■ **Kısa görev 1**
Alıntı metinden "31. Başvurucular, kamulaştırmadan" ifadesini içeren sözcüklerle açılıp "raporlarına itiraz etmiştir." ile kapanan bölümü hiçbir değişiklik yapmadan aktarın.

■ **Alıntı metin**
□ □ □ □
30. Mülkiyet hakkının korunmasının söz konusu olduğu durumlarda usule ilişkin güvencelerin somut olayda yerine getirildiğinden söz edilebilmesi için derece mahkemelerinin kararlarında konu ile ilgili ve yeterli gerekçe bulunmalıdır. Bu zorunluluk davacının bütün iddialarına cevap verilmesi anlamına gelmemekle birlikte mülkiyet hakkını ilgilendiren davanın sonucuna etki eden esasa ilişkin temel iddia ve itirazların yargılama makamlarınca özenli bir şekilde değerlendirilerek karşılanması gerekmektedir (Kamil Darbaz ve GMO Yapı Grup End. San. Tic. Ltd. Şti., B. No: 2015/12563, 24/5/2018, § 53).

31. Başvurucular, kamulaştırmadan arta kalan kısmın da kamulaştırılması gerektiğini cevap dilekçesinde dile getirmiştir.

32. Birinci bilirkişi heyeti tarafından hazırlanan raporda, kamulaştırmadan arta kalan 91,31 m² yüz ölçümündeki kısmın imar mevzuatına göre tek başına bina yapımına elverişli olmadığı ancak komşu parseller ile tevhit imkânı bulunduğundan kamulaştırmadan arta kalan kısımda %15 oranında değer düşüklüğü oluşacağı ifade edilmiştir. Aynı gerekçelerle ikinci bilirkişi heyeti raporunda kamulaştırmadan arta kalan kısımda %20 oranında değer düşüklüğü oluşacağı belirtilmiştir. Başvurucular, kamulaştırmadan arta kalan 91,31 m² yüz ölçümündeki kısım için imar izni verilmeyeceğinin aşikâr olduğunu belirterek hesaplanan değer düşüklüğünün mağduriyeti gidermediğini belirterek bilirkişi raporlarına itiraz etmiştir.

33. İki bilirkişi heyetinden Belediyenin taşınmazın imar durumuna ilişkin 14/10/2015 tarihli yazısı sonrasında alınan ek raporlarda ise taşınmazın imar durumuyla ilgili olarak taşınmazın kamulaştırmadan arta kalan kısmında inşaat alanın azalması ve oldukça küçülmesi haricinde bir kısıtlılık durumunun söz konusu olmadığı belirtilmiş ve bu sebepler dikkate alınarak ilk raporlarında açıklanan değer düşüklüğünün oluşacağı ifade edilmiştir.
□ □ □ □
■ **Sağlanan liste**
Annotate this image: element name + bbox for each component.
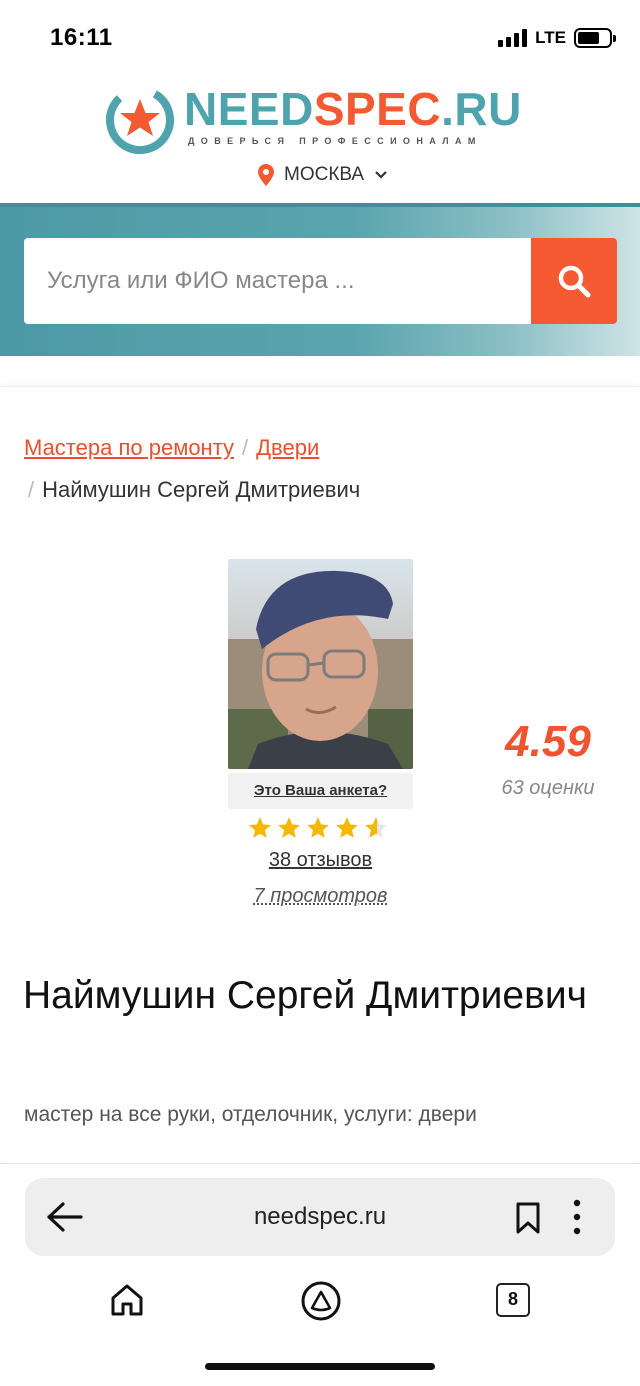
□ □ □ □
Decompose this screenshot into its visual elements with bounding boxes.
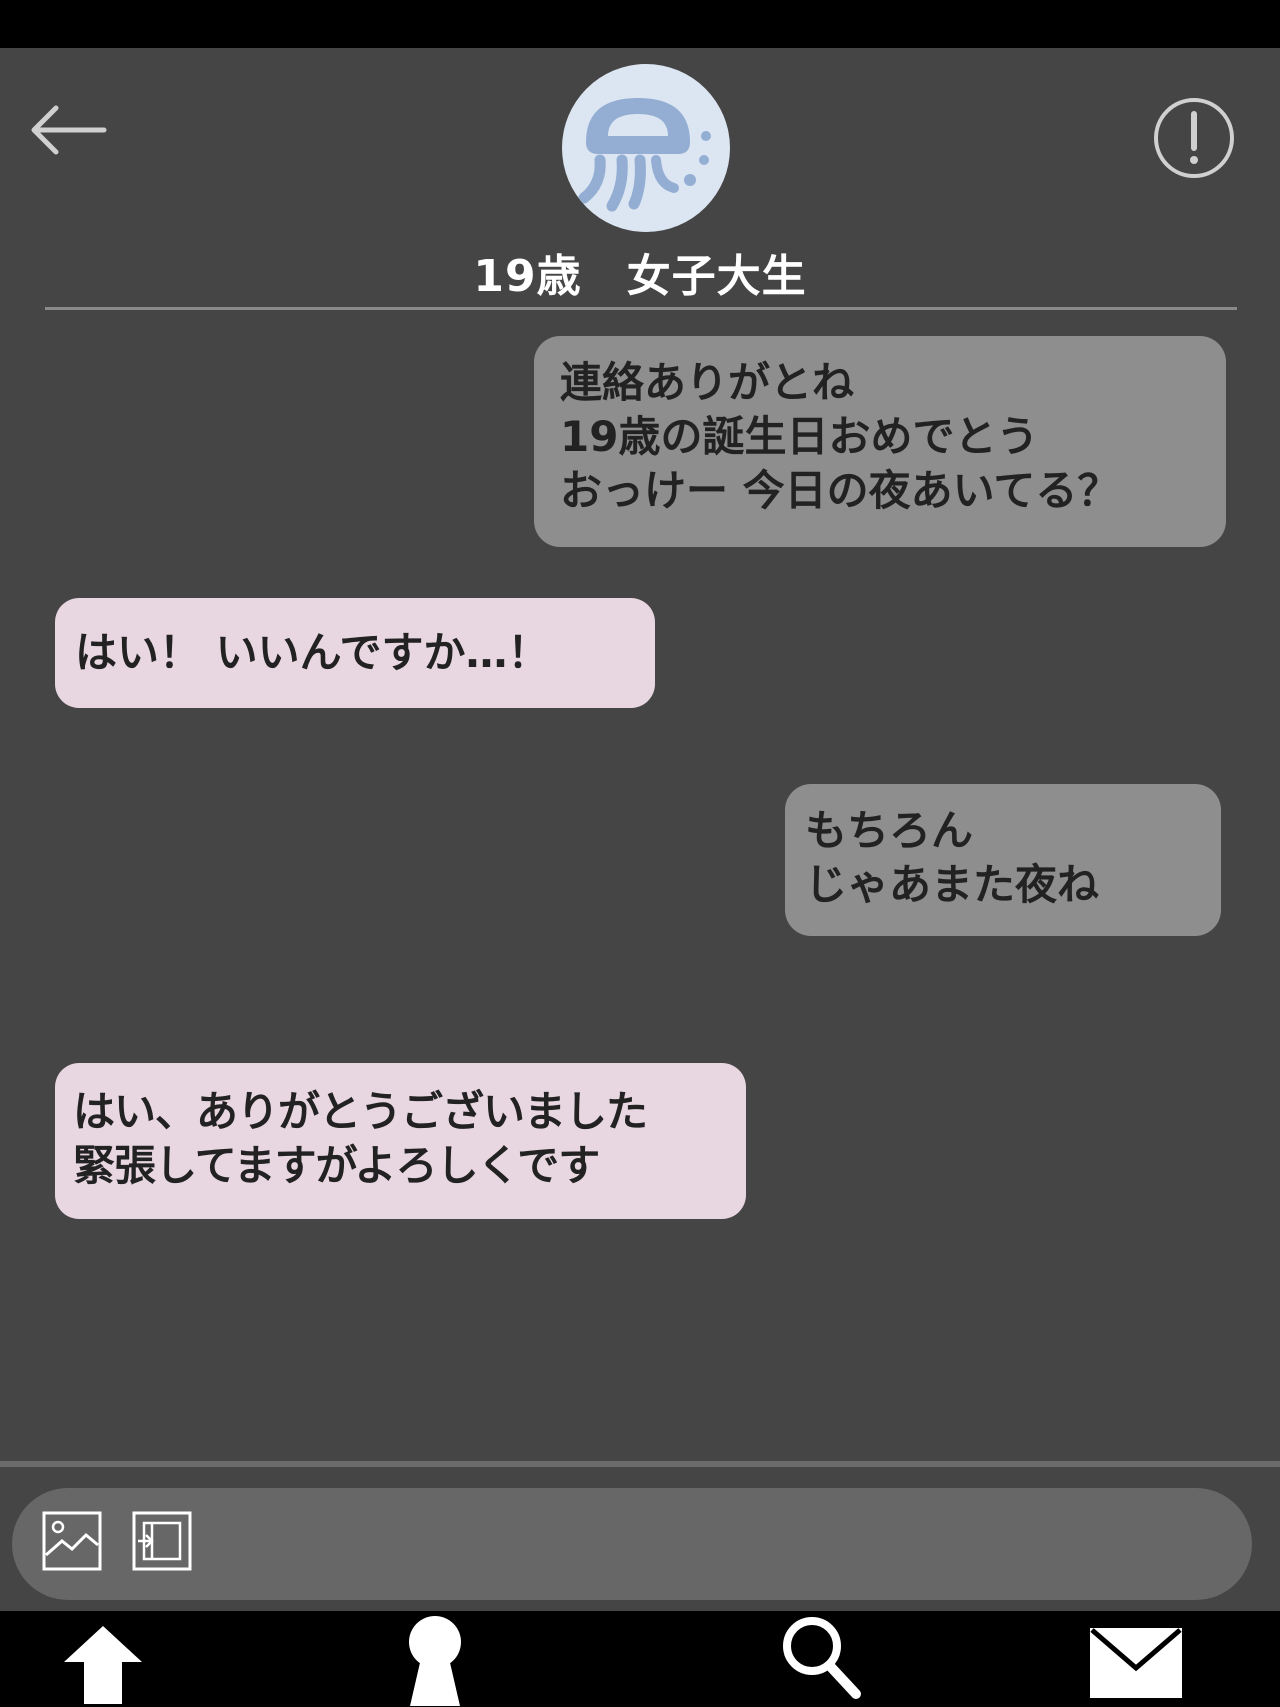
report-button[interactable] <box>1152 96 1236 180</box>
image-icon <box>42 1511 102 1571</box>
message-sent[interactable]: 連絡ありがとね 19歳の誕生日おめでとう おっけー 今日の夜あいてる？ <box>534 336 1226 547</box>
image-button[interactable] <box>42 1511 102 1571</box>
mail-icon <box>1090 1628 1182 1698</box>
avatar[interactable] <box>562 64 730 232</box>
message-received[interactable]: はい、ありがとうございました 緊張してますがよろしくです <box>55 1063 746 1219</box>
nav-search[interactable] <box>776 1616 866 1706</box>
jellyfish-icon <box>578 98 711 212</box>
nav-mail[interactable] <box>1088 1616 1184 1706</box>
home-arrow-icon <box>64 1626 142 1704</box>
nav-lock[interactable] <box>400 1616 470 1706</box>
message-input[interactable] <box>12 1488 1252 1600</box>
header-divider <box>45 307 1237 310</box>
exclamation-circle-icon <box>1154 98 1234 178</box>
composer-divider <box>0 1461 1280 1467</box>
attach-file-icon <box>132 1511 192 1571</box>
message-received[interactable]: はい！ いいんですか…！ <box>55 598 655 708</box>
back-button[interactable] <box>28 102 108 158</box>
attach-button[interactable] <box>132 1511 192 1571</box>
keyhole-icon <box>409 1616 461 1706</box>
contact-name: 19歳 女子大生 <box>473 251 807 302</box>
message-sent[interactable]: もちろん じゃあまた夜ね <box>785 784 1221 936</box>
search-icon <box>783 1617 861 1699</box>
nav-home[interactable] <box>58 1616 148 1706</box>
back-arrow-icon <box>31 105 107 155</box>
□ □ □ □
■ **Kısa görev 2**
Listede "Decompose this screenshot" içeren satırla açılıp "image-button[interactable] <box>42 1511" içeren satırla kapanan kısmı (iki uç da dahil) "Sıra" ve "Satır" sütunlarından oluşan bir Markdown tablosuna dönüştürün; boş satırları atlayın, görselleri yanıta almayın.

■ **Nihai sonuç 1**
31. Başvurucular, kamulaştırmadan arta kalan kısmın da kamulaştırılması gerektiğini cevap dilekçesinde dile getirmiştir.

32. Birinci bilirkişi heyeti tarafından hazırlanan raporda, kamulaştırmadan arta kalan 91,31 m² yüz ölçümündeki kısmın imar mevzuatına göre tek başına bina yapımına elverişli olmadığı ancak komşu parseller ile tevhit imkânı bulunduğundan kamulaştırmadan arta kalan kısımda %15 oranında değer düşüklüğü oluşacağı ifade edilmiştir. Aynı gerekçelerle ikinci bilirkişi heyeti raporunda kamulaştırmadan arta kalan kısımda %20 oranında değer düşüklüğü oluşacağı belirtilmiştir. Başvurucular, kamulaştırmadan arta kalan 91,31 m² yüz ölçümündeki kısım için imar izni verilmeyeceğinin aşikâr olduğunu belirterek hesaplanan değer düşüklüğünün mağduriyeti gidermediğini belirterek bilirkişi raporlarına itiraz etmiştir.

■ **Nihai sonuç 2**
| Sıra | Satır |
|---|---|
| 1 | Decompose this screenshot into its visual elements with bounding boxes. |
| 2 | report-button[interactable] <box>1152 96 1236 180</box> |
| 3 | image-icon <box>42 1511 102 1571</box> |
| 4 | message-sent[interactable]: 連絡ありがとね 19歳の誕生日おめでとう おっけー 今日の夜あいてる？ <box>534 336 1226 547</box> |
| 5 | image-button[interactable] <box>42 1511 102 1571</box> |